** Start of Records for the exercise **

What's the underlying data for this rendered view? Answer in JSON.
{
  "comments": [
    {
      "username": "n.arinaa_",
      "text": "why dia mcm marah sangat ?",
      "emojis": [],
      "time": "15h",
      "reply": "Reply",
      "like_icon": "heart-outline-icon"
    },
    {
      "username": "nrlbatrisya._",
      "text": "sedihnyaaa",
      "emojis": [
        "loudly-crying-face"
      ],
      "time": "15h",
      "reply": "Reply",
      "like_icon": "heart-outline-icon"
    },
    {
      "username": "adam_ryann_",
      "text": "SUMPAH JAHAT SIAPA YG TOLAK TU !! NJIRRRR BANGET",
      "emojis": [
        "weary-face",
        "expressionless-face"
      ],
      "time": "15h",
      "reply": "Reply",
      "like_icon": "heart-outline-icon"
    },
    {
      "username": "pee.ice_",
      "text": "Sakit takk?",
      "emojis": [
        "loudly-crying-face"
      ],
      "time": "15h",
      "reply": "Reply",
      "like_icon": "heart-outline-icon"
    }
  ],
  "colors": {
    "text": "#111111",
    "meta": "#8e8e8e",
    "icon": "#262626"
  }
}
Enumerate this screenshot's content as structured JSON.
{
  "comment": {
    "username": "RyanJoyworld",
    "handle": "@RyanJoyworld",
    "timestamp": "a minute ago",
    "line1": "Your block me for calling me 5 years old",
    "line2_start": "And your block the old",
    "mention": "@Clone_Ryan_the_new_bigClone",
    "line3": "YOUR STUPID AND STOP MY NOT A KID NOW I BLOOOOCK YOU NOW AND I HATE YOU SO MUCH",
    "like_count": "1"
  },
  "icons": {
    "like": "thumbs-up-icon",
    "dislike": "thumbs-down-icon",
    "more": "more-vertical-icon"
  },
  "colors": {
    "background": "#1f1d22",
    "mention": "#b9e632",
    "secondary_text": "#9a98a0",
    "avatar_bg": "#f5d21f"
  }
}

** End of Records for the exercise **

## Given instruction
Return every record, word for word.

## Exercise output
What's the underlying data for this rendered view? Answer in JSON.
{
  "comments": [
    {
      "username": "n.arinaa_",
      "text": "why dia mcm marah sangat ?",
      "emojis": [],
      "time": "15h",
      "reply": "Reply",
      "like_icon": "heart-outline-icon"
    },
    {
      "username": "nrlbatrisya._",
      "text": "sedihnyaaa",
      "emojis": [
        "loudly-crying-face"
      ],
      "time": "15h",
      "reply": "Reply",
      "like_icon": "heart-outline-icon"
    },
    {
      "username": "adam_ryann_",
      "text": "SUMPAH JAHAT SIAPA YG TOLAK TU !! NJIRRRR BANGET",
      "emojis": [
        "weary-face",
        "expressionless-face"
      ],
      "time": "15h",
      "reply": "Reply",
      "like_icon": "heart-outline-icon"
    },
    {
      "username": "pee.ice_",
      "text": "Sakit takk?",
      "emojis": [
        "loudly-crying-face"
      ],
      "time": "15h",
      "reply": "Reply",
      "like_icon": "heart-outline-icon"
    }
  ],
  "colors": {
    "text": "#111111",
    "meta": "#8e8e8e",
    "icon": "#262626"
  }
}
Enumerate this screenshot's content as structured JSON.
{
  "comment": {
    "username": "RyanJoyworld",
    "handle": "@RyanJoyworld",
    "timestamp": "a minute ago",
    "line1": "Your block me for calling me 5 years old",
    "line2_start": "And your block the old",
    "mention": "@Clone_Ryan_the_new_bigClone",
    "line3": "YOUR STUPID AND STOP MY NOT A KID NOW I BLOOOOCK YOU NOW AND I HATE YOU SO MUCH",
    "like_count": "1"
  },
  "icons": {
    "like": "thumbs-up-icon",
    "dislike": "thumbs-down-icon",
    "more": "more-vertical-icon"
  },
  "colors": {
    "background": "#1f1d22",
    "mention": "#b9e632",
    "secondary_text": "#9a98a0",
    "avatar_bg": "#f5d21f"
  }
}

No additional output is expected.